--- THE TASK ---
Search the material for "island" and show all lines that contain it.
##### SUPPLIED DATA
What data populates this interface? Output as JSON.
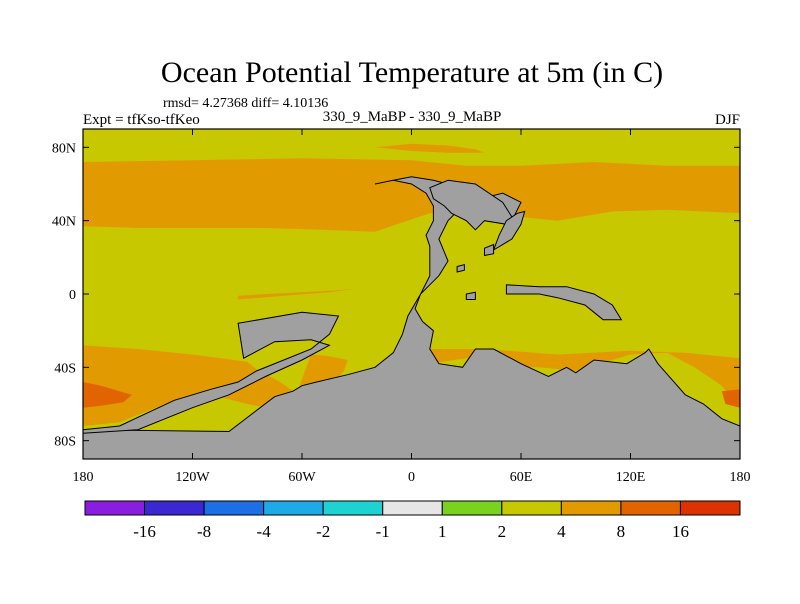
{
  "colors": {
    "land": "#a0a0a0",
    "coast": "#000000"
  },
  "chart_data": {
    "type": "heatmap",
    "title": "Ocean Potential Temperature at 5m (in C)",
    "stats": "rmsd= 4.27368  diff= 4.10136",
    "left_label": "Expt = tfKso-tfKeo",
    "center_label": "330_9_MaBP - 330_9_MaBP",
    "right_label": "DJF",
    "xlim": [
      -180,
      180
    ],
    "ylim": [
      -90,
      90
    ],
    "x_ticks": [
      {
        "value": -180,
        "label": "180"
      },
      {
        "value": -120,
        "label": "120W"
      },
      {
        "value": -60,
        "label": "60W"
      },
      {
        "value": 0,
        "label": "0"
      },
      {
        "value": 60,
        "label": "60E"
      },
      {
        "value": 120,
        "label": "120E"
      },
      {
        "value": 180,
        "label": "180"
      }
    ],
    "y_ticks": [
      {
        "value": 80,
        "label": "80N"
      },
      {
        "value": 40,
        "label": "40N"
      },
      {
        "value": 0,
        "label": "0"
      },
      {
        "value": -40,
        "label": "40S"
      },
      {
        "value": -80,
        "label": "80S"
      }
    ],
    "colorbar": {
      "colors": [
        "#8a1ee0",
        "#3c28d2",
        "#1e6ee6",
        "#1eaae6",
        "#1ed2d2",
        "#e6e6e6",
        "#78d21e",
        "#c8c800",
        "#e19b00",
        "#e16400",
        "#dc3200"
      ],
      "labels": [
        "-16",
        "-8",
        "-4",
        "-2",
        "-1",
        "1",
        "2",
        "4",
        "8",
        "16"
      ]
    },
    "background_value_color": "#c8c800",
    "regions": [
      {
        "name": "nh-band-4to8",
        "color": "#e19b00",
        "lonlat": [
          [
            -180,
            72
          ],
          [
            -120,
            73
          ],
          [
            -60,
            74
          ],
          [
            0,
            73
          ],
          [
            30,
            70
          ],
          [
            60,
            70
          ],
          [
            100,
            72
          ],
          [
            140,
            70
          ],
          [
            180,
            70
          ],
          [
            180,
            44
          ],
          [
            140,
            46
          ],
          [
            110,
            45
          ],
          [
            80,
            40
          ],
          [
            60,
            42
          ],
          [
            40,
            42
          ],
          [
            30,
            46
          ],
          [
            10,
            44
          ],
          [
            -20,
            34
          ],
          [
            -50,
            35
          ],
          [
            -80,
            36
          ],
          [
            -120,
            36
          ],
          [
            -150,
            36
          ],
          [
            -180,
            37
          ]
        ]
      },
      {
        "name": "arctic-tongue-4to8",
        "color": "#e19b00",
        "lonlat": [
          [
            -20,
            80
          ],
          [
            0,
            82
          ],
          [
            20,
            81
          ],
          [
            35,
            79
          ],
          [
            40,
            77
          ],
          [
            20,
            77
          ],
          [
            0,
            78
          ]
        ]
      },
      {
        "name": "equatorial-band-4to8",
        "color": "#e19b00",
        "lonlat": [
          [
            -95,
            -1
          ],
          [
            -80,
            0
          ],
          [
            -60,
            1
          ],
          [
            -40,
            2
          ],
          [
            -30,
            3
          ],
          [
            -45,
            1
          ],
          [
            -70,
            -1
          ],
          [
            -95,
            -3
          ]
        ]
      },
      {
        "name": "south-pacific-band-4to8",
        "color": "#e19b00",
        "lonlat": [
          [
            -180,
            -28
          ],
          [
            -150,
            -30
          ],
          [
            -120,
            -33
          ],
          [
            -90,
            -37
          ],
          [
            -85,
            -41
          ],
          [
            -72,
            -48
          ],
          [
            -62,
            -55
          ],
          [
            -50,
            -62
          ],
          [
            -60,
            -67
          ],
          [
            -75,
            -63
          ],
          [
            -90,
            -60
          ],
          [
            -110,
            -55
          ],
          [
            -135,
            -60
          ],
          [
            -160,
            -70
          ],
          [
            -180,
            -72
          ]
        ]
      },
      {
        "name": "south-pacific-16",
        "color": "#e16400",
        "lonlat": [
          [
            -180,
            -48
          ],
          [
            -170,
            -50
          ],
          [
            -160,
            -53
          ],
          [
            -153,
            -55
          ],
          [
            -158,
            -59
          ],
          [
            -170,
            -61
          ],
          [
            -180,
            -62
          ]
        ]
      },
      {
        "name": "south-atlantic-4to8",
        "color": "#e19b00",
        "lonlat": [
          [
            -55,
            -33
          ],
          [
            -45,
            -34
          ],
          [
            -35,
            -36
          ],
          [
            -37,
            -42
          ],
          [
            -42,
            -48
          ],
          [
            -45,
            -55
          ],
          [
            -40,
            -58
          ],
          [
            -35,
            -60
          ],
          [
            -35,
            -66
          ],
          [
            -50,
            -70
          ],
          [
            -75,
            -75
          ],
          [
            -100,
            -75
          ],
          [
            -85,
            -68
          ],
          [
            -65,
            -60
          ]
        ]
      },
      {
        "name": "south-atlantic-16",
        "color": "#e16400",
        "lonlat": [
          [
            -68,
            -62
          ],
          [
            -62,
            -59
          ],
          [
            -55,
            -58
          ],
          [
            -48,
            -56
          ],
          [
            -50,
            -60
          ],
          [
            -60,
            -64
          ],
          [
            -68,
            -66
          ]
        ]
      },
      {
        "name": "southern-band-4to8",
        "color": "#e19b00",
        "lonlat": [
          [
            10,
            -30
          ],
          [
            40,
            -30
          ],
          [
            80,
            -33
          ],
          [
            120,
            -31
          ],
          [
            150,
            -32
          ],
          [
            180,
            -35
          ],
          [
            180,
            -62
          ],
          [
            170,
            -50
          ],
          [
            155,
            -40
          ],
          [
            140,
            -32
          ],
          [
            120,
            -33
          ],
          [
            90,
            -42
          ],
          [
            70,
            -40
          ],
          [
            50,
            -40
          ],
          [
            30,
            -35
          ],
          [
            10,
            -38
          ]
        ]
      },
      {
        "name": "east-edge-16",
        "color": "#e16400",
        "lonlat": [
          [
            170,
            -53
          ],
          [
            180,
            -52
          ],
          [
            180,
            -62
          ],
          [
            172,
            -60
          ]
        ]
      },
      {
        "name": "land-americas",
        "color": "#a0a0a0",
        "lonlat": [
          [
            -20,
            60
          ],
          [
            -10,
            62
          ],
          [
            0,
            60
          ],
          [
            8,
            55
          ],
          [
            12,
            48
          ],
          [
            12,
            40
          ],
          [
            8,
            32
          ],
          [
            10,
            26
          ],
          [
            10,
            10
          ],
          [
            5,
            0
          ],
          [
            -2,
            -12
          ],
          [
            -5,
            -22
          ],
          [
            -10,
            -32
          ],
          [
            -20,
            -40
          ],
          [
            -35,
            -44
          ],
          [
            -52,
            -48
          ],
          [
            -60,
            -50
          ],
          [
            -65,
            -53
          ],
          [
            -75,
            -56
          ],
          [
            -100,
            -75
          ],
          [
            -180,
            -74
          ],
          [
            -180,
            -90
          ],
          [
            180,
            -90
          ],
          [
            180,
            -72
          ],
          [
            170,
            -68
          ],
          [
            160,
            -60
          ],
          [
            150,
            -55
          ],
          [
            135,
            -38
          ],
          [
            130,
            -30
          ],
          [
            128,
            -32
          ],
          [
            118,
            -38
          ],
          [
            100,
            -36
          ],
          [
            90,
            -43
          ],
          [
            85,
            -40
          ],
          [
            75,
            -45
          ],
          [
            60,
            -38
          ],
          [
            45,
            -30
          ],
          [
            35,
            -30
          ],
          [
            28,
            -40
          ],
          [
            15,
            -38
          ],
          [
            10,
            -30
          ],
          [
            12,
            -20
          ],
          [
            6,
            -15
          ],
          [
            2,
            -8
          ],
          [
            5,
            0
          ],
          [
            10,
            5
          ],
          [
            15,
            10
          ],
          [
            20,
            18
          ],
          [
            15,
            30
          ],
          [
            20,
            40
          ],
          [
            25,
            45
          ],
          [
            35,
            45
          ],
          [
            38,
            40
          ],
          [
            50,
            45
          ],
          [
            55,
            40
          ],
          [
            60,
            50
          ],
          [
            50,
            55
          ],
          [
            30,
            50
          ],
          [
            20,
            60
          ],
          [
            12,
            62
          ],
          [
            0,
            64
          ],
          [
            -10,
            62
          ]
        ]
      },
      {
        "name": "land-west-coast-strip",
        "color": "#a0a0a0",
        "lonlat": [
          [
            -95,
            -16
          ],
          [
            -60,
            -10
          ],
          [
            -40,
            -12
          ],
          [
            -45,
            -22
          ],
          [
            -55,
            -30
          ],
          [
            -70,
            -36
          ],
          [
            -85,
            -42
          ],
          [
            -95,
            -48
          ],
          [
            -110,
            -52
          ],
          [
            -130,
            -58
          ],
          [
            -160,
            -72
          ],
          [
            -180,
            -74
          ],
          [
            -180,
            -76
          ],
          [
            -150,
            -74
          ],
          [
            -120,
            -62
          ],
          [
            -100,
            -55
          ],
          [
            -80,
            -45
          ],
          [
            -60,
            -36
          ],
          [
            -45,
            -28
          ],
          [
            -55,
            -25
          ],
          [
            -75,
            -26
          ],
          [
            -92,
            -35
          ]
        ]
      },
      {
        "name": "land-north-east",
        "color": "#a0a0a0",
        "lonlat": [
          [
            10,
            58
          ],
          [
            20,
            62
          ],
          [
            35,
            60
          ],
          [
            50,
            50
          ],
          [
            55,
            42
          ],
          [
            52,
            38
          ],
          [
            40,
            40
          ],
          [
            35,
            35
          ],
          [
            30,
            40
          ],
          [
            22,
            44
          ],
          [
            18,
            48
          ],
          [
            12,
            52
          ]
        ]
      },
      {
        "name": "land-tibet-india",
        "color": "#a0a0a0",
        "lonlat": [
          [
            45,
            24
          ],
          [
            55,
            30
          ],
          [
            60,
            38
          ],
          [
            62,
            45
          ],
          [
            58,
            44
          ],
          [
            52,
            40
          ],
          [
            48,
            32
          ]
        ]
      },
      {
        "name": "land-east-spit",
        "color": "#a0a0a0",
        "lonlat": [
          [
            52,
            5
          ],
          [
            70,
            4
          ],
          [
            85,
            4
          ],
          [
            100,
            0
          ],
          [
            110,
            -6
          ],
          [
            115,
            -14
          ],
          [
            105,
            -14
          ],
          [
            95,
            -6
          ],
          [
            80,
            -2
          ],
          [
            70,
            0
          ],
          [
            60,
            0
          ],
          [
            52,
            0
          ]
        ]
      },
      {
        "name": "island-1",
        "color": "#a0a0a0",
        "lonlat": [
          [
            40,
            25
          ],
          [
            45,
            27
          ],
          [
            45,
            22
          ],
          [
            40,
            21
          ]
        ]
      },
      {
        "name": "island-2",
        "color": "#a0a0a0",
        "lonlat": [
          [
            25,
            15
          ],
          [
            29,
            16
          ],
          [
            29,
            13
          ],
          [
            25,
            12
          ]
        ]
      },
      {
        "name": "island-3",
        "color": "#a0a0a0",
        "lonlat": [
          [
            30,
            0
          ],
          [
            35,
            1
          ],
          [
            35,
            -3
          ],
          [
            30,
            -3
          ]
        ]
      }
    ]
  }
}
##########
--- ANSWER TO THE PROBLEM ---
        "name": "island-1",
        "name": "island-2",
        "name": "island-3",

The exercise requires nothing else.